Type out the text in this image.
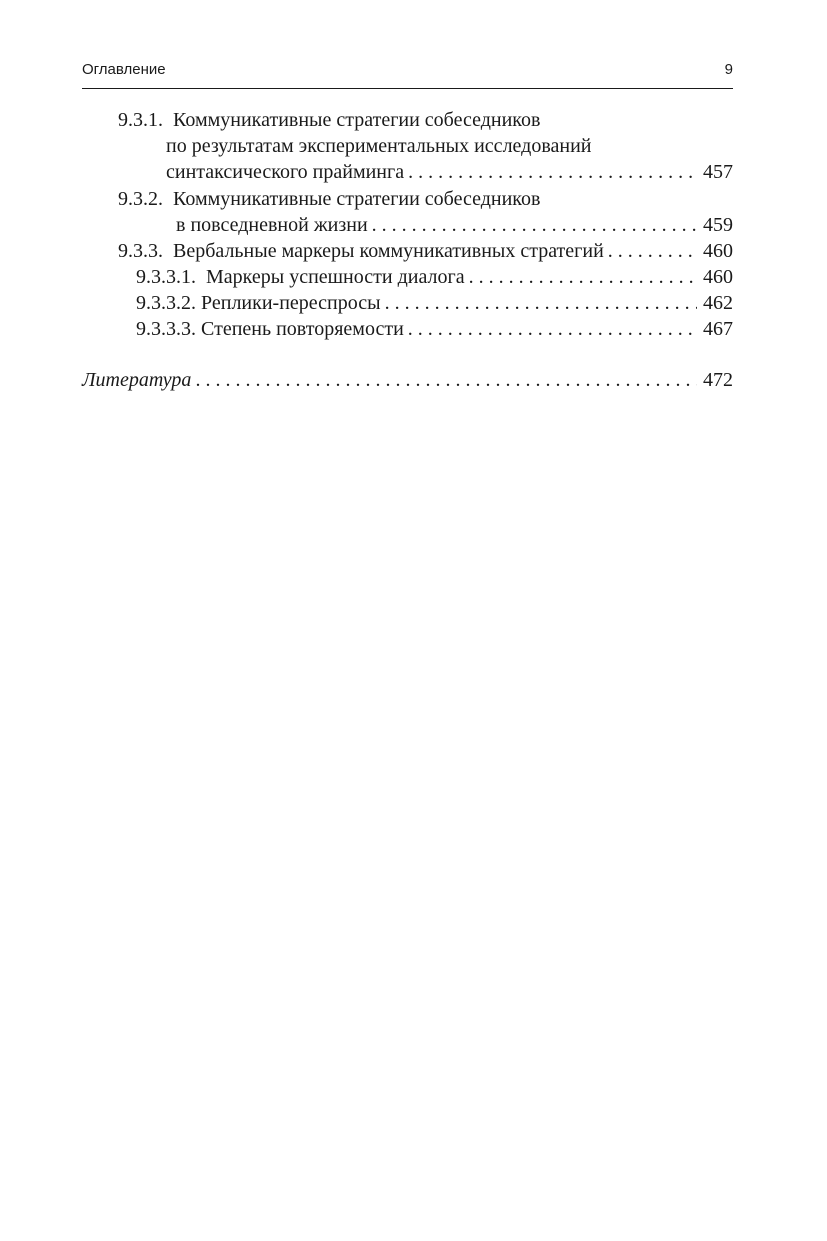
Оглавление	9
9.3.1. Коммуникативные стратегии собеседников
по результатам экспериментальных исследований
синтаксического прайминга . . .	457
9.3.2. Коммуникативные стратегии собеседников
в повседневной жизни . . .	459
9.3.3. Вербальные маркеры коммуникативных стратегий . . .	460
9.3.3.1. Маркеры успешности диалога . . .	460
9.3.3.2. Реплики-переспросы . . .	462
9.3.3.3. Степень повторяемости . . .	467
Литература . . .	472
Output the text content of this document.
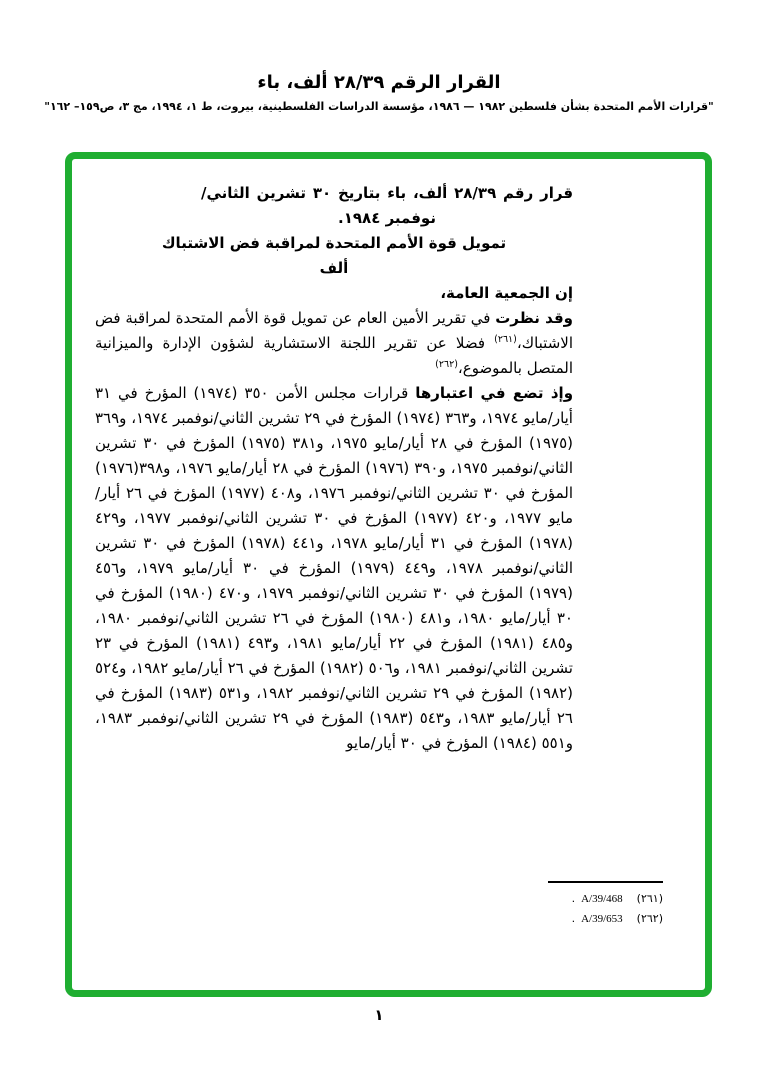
القرار الرقم ٢٨/٣٩ ألف، باء
"قرارات الأمم المتحدة بشأن فلسطين ١٩٨٢ — ١٩٨٦، مؤسسة الدراسات الفلسطينية، بيروت، ط ١، ١٩٩٤، مج ٣، ص١٥٩– ١٦٢"

قرار رقم ٢٨/٣٩ ألف، باء بتاريخ ٣٠ تشرين الثاني/نوفمبر ١٩٨٤.

تمويل قوة الأمم المتحدة لمراقبة فض الاشتباك

ألف

إن الجمعية العامة،

وقد نظرت في تقرير الأمين العام عن تمويل قوة الأمم المتحدة لمراقبة فض الاشتباك،$^{(٢٦١)}$ فضلا عن تقرير اللجنة الاستشارية لشؤون الإدارة والميزانية المتصل بالموضوع،$^{(٢٦٢)}$

وإذ تضع في اعتبارها قرارات مجلس الأمن ٣٥٠ (١٩٧٤) المؤرخ في ٣١ أيار/مايو ١٩٧٤، و٣٦٣ (١٩٧٤) المؤرخ في ٢٩ تشرين الثاني/نوفمبر ١٩٧٤، و٣٦٩ (١٩٧٥) المؤرخ في ٢٨ أيار/مايو ١٩٧٥، و٣٨١ (١٩٧٥) المؤرخ في ٣٠ تشرين الثاني/نوفمبر ١٩٧٥، و٣٩٠ (١٩٧٦) المؤرخ في ٢٨ أيار/مايو ١٩٧٦، و٣٩٨(١٩٧٦) المؤرخ في ٣٠ تشرين الثاني/نوفمبر ١٩٧٦، و٤٠٨ (١٩٧٧) المؤرخ في ٢٦ أيار/مايو ١٩٧٧، و٤٢٠ (١٩٧٧) المؤرخ في ٣٠ تشرين الثاني/نوفمبر ١٩٧٧، و٤٢٩ (١٩٧٨) المؤرخ في ٣١ أيار/مايو ١٩٧٨، و٤٤١ (١٩٧٨) المؤرخ في ٣٠ تشرين الثاني/نوفمبر ١٩٧٨، و٤٤٩ (١٩٧٩) المؤرخ في ٣٠ أيار/مايو ١٩٧٩، و٤٥٦ (١٩٧٩) المؤرخ في ٣٠ تشرين الثاني/نوفمبر ١٩٧٩، و٤٧٠ (١٩٨٠) المؤرخ في ٣٠ أيار/مايو ١٩٨٠، و٤٨١ (١٩٨٠) المؤرخ في ٢٦ تشرين الثاني/نوفمبر ١٩٨٠، و٤٨٥ (١٩٨١) المؤرخ في ٢٢ أيار/مايو ١٩٨١، و٤٩٣ (١٩٨١) المؤرخ في ٢٣ تشرين الثاني/نوفمبر ١٩٨١، و٥٠٦ (١٩٨٢) المؤرخ في ٢٦ أيار/مايو ١٩٨٢، و٥٢٤ (١٩٨٢) المؤرخ في ٢٩ تشرين الثاني/نوفمبر ١٩٨٢، و٥٣١ (١٩٨٣) المؤرخ في ٢٦ أيار/مايو ١٩٨٣، و٥٤٣ (١٩٨٣) المؤرخ في ٢٩ تشرين الثاني/نوفمبر ١٩٨٣، و٥٥١ (١٩٨٤) المؤرخ في ٣٠ أيار/مايو

(٢٦١)A/39/468.
(٢٦٢)A/39/653.
١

**EXERCISE BRIEF**
Reproduce the full listing faithfully, but do not carry over any pictures.

**TASK ANSWER**
Type out the text in this image.
Оглавление	9
9.3.1. Коммуникативные стратегии собеседников
по результатам экспериментальных исследований
синтаксического прайминга . . .	457
9.3.2. Коммуникативные стратегии собеседников
в повседневной жизни . . .	459
9.3.3. Вербальные маркеры коммуникативных стратегий . . .	460
9.3.3.1. Маркеры успешности диалога . . .	460
9.3.3.2. Реплики-переспросы . . .	462
9.3.3.3. Степень повторяемости . . .	467
Литература . . .	472
Output the text content of this document.
القرار الرقم ٢٨/٣٩ ألف، باء
"قرارات الأمم المتحدة بشأن فلسطين ١٩٨٢ — ١٩٨٦، مؤسسة الدراسات الفلسطينية، بيروت، ط ١، ١٩٩٤، مج ٣، ص١٥٩– ١٦٢"

قرار رقم ٢٨/٣٩ ألف، باء بتاريخ ٣٠ تشرين الثاني/نوفمبر ١٩٨٤.

تمويل قوة الأمم المتحدة لمراقبة فض الاشتباك

ألف

إن الجمعية العامة،

وقد نظرت في تقرير الأمين العام عن تمويل قوة الأمم المتحدة لمراقبة فض الاشتباك،$^{(٢٦١)}$ فضلا عن تقرير اللجنة الاستشارية لشؤون الإدارة والميزانية المتصل بالموضوع،$^{(٢٦٢)}$

وإذ تضع في اعتبارها قرارات مجلس الأمن ٣٥٠ (١٩٧٤) المؤرخ في ٣١ أيار/مايو ١٩٧٤، و٣٦٣ (١٩٧٤) المؤرخ في ٢٩ تشرين الثاني/نوفمبر ١٩٧٤، و٣٦٩ (١٩٧٥) المؤرخ في ٢٨ أيار/مايو ١٩٧٥، و٣٨١ (١٩٧٥) المؤرخ في ٣٠ تشرين الثاني/نوفمبر ١٩٧٥، و٣٩٠ (١٩٧٦) المؤرخ في ٢٨ أيار/مايو ١٩٧٦، و٣٩٨(١٩٧٦) المؤرخ في ٣٠ تشرين الثاني/نوفمبر ١٩٧٦، و٤٠٨ (١٩٧٧) المؤرخ في ٢٦ أيار/مايو ١٩٧٧، و٤٢٠ (١٩٧٧) المؤرخ في ٣٠ تشرين الثاني/نوفمبر ١٩٧٧، و٤٢٩ (١٩٧٨) المؤرخ في ٣١ أيار/مايو ١٩٧٨، و٤٤١ (١٩٧٨) المؤرخ في ٣٠ تشرين الثاني/نوفمبر ١٩٧٨، و٤٤٩ (١٩٧٩) المؤرخ في ٣٠ أيار/مايو ١٩٧٩، و٤٥٦ (١٩٧٩) المؤرخ في ٣٠ تشرين الثاني/نوفمبر ١٩٧٩، و٤٧٠ (١٩٨٠) المؤرخ في ٣٠ أيار/مايو ١٩٨٠، و٤٨١ (١٩٨٠) المؤرخ في ٢٦ تشرين الثاني/نوفمبر ١٩٨٠، و٤٨٥ (١٩٨١) المؤرخ في ٢٢ أيار/مايو ١٩٨١، و٤٩٣ (١٩٨١) المؤرخ في ٢٣ تشرين الثاني/نوفمبر ١٩٨١، و٥٠٦ (١٩٨٢) المؤرخ في ٢٦ أيار/مايو ١٩٨٢، و٥٢٤ (١٩٨٢) المؤرخ في ٢٩ تشرين الثاني/نوفمبر ١٩٨٢، و٥٣١ (١٩٨٣) المؤرخ في ٢٦ أيار/مايو ١٩٨٣، و٥٤٣ (١٩٨٣) المؤرخ في ٢٩ تشرين الثاني/نوفمبر ١٩٨٣، و٥٥١ (١٩٨٤) المؤرخ في ٣٠ أيار/مايو

(٢٦١)A/39/468.
(٢٦٢)A/39/653.
١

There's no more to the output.